SET TASK - Find the word "copyright" in the records below. List each line containing it.

━━━ RECORD EXCERPTS ━━━

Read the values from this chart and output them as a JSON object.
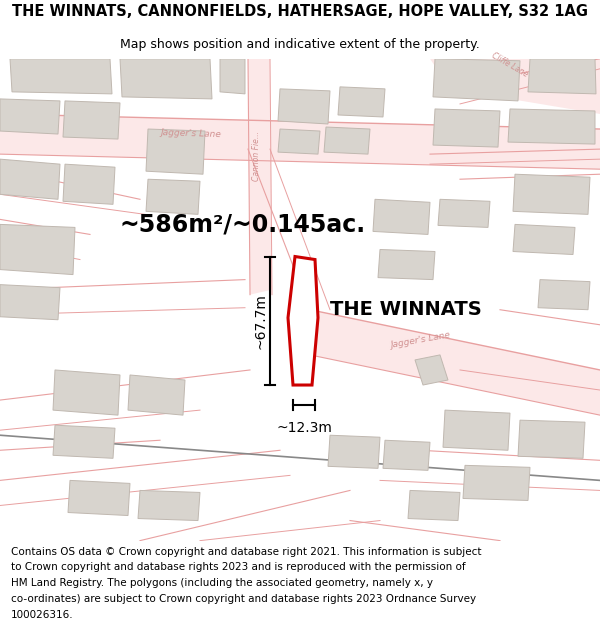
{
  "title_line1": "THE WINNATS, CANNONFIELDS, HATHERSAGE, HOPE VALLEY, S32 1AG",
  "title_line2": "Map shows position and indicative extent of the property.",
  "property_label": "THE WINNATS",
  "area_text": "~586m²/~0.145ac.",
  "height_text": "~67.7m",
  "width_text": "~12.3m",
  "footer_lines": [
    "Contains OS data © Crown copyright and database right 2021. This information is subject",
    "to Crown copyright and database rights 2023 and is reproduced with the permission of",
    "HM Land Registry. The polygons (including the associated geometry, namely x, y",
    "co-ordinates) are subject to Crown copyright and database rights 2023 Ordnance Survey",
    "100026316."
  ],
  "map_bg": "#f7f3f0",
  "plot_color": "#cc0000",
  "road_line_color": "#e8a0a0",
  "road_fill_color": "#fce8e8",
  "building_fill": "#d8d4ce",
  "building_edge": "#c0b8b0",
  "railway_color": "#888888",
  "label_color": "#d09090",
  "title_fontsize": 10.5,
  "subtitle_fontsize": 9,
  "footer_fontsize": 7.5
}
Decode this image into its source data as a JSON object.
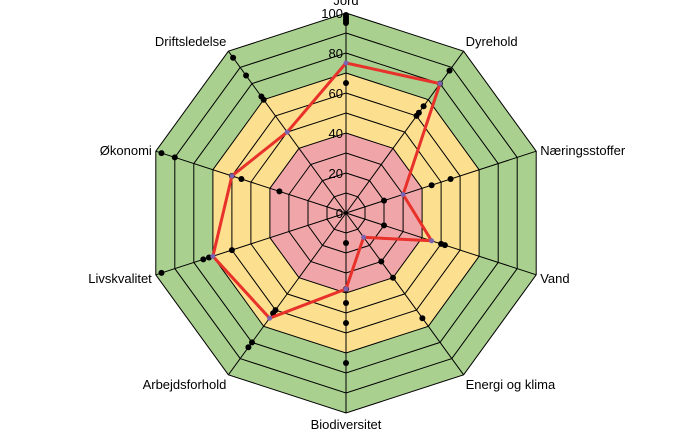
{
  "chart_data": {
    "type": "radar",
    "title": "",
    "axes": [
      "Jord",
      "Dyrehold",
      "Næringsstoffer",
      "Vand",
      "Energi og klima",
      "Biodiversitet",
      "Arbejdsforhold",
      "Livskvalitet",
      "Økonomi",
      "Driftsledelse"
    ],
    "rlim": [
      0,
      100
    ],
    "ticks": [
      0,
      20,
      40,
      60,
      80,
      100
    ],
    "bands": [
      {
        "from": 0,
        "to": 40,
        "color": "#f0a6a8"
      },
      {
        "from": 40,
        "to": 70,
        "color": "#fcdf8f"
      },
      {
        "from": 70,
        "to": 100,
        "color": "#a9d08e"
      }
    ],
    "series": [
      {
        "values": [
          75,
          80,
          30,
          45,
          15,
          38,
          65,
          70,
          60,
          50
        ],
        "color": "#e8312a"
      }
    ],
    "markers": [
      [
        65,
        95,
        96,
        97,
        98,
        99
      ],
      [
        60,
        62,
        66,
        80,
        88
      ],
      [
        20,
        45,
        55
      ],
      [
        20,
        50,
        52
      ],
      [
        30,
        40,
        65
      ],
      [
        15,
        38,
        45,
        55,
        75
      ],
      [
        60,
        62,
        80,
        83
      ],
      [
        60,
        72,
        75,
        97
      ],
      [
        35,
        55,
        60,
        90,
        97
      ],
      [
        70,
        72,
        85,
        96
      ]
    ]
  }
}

━━━
━━━ RECORD EXCERPTS ━━━

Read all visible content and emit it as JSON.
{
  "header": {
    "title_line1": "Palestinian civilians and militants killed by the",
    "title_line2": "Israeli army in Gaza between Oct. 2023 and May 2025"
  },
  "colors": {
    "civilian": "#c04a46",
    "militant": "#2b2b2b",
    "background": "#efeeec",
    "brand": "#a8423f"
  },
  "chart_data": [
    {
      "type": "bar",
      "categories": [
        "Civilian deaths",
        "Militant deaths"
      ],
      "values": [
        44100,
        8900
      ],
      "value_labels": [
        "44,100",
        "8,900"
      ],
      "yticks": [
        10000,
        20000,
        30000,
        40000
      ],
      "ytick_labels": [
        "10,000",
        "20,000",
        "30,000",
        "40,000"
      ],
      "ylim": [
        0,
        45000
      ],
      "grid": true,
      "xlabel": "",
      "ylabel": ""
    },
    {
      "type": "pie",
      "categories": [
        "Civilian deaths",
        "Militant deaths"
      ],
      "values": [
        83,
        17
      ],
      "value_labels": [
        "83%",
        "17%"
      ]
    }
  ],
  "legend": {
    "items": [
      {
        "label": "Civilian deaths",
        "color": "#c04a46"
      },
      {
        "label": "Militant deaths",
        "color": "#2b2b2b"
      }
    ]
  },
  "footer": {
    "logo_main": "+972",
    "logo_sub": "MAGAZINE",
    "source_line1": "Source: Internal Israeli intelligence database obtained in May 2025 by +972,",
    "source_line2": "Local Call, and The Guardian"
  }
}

━━━

CORRECT OUTPUT -
    "Contains OS data © Crown copyright and database right 2021. This information is subject",
    "to Crown copyright and database rights 2023 and is reproduced with the permission of",
    "co-ordinates) are subject to Crown copyright and database rights 2023 Ordnance Survey",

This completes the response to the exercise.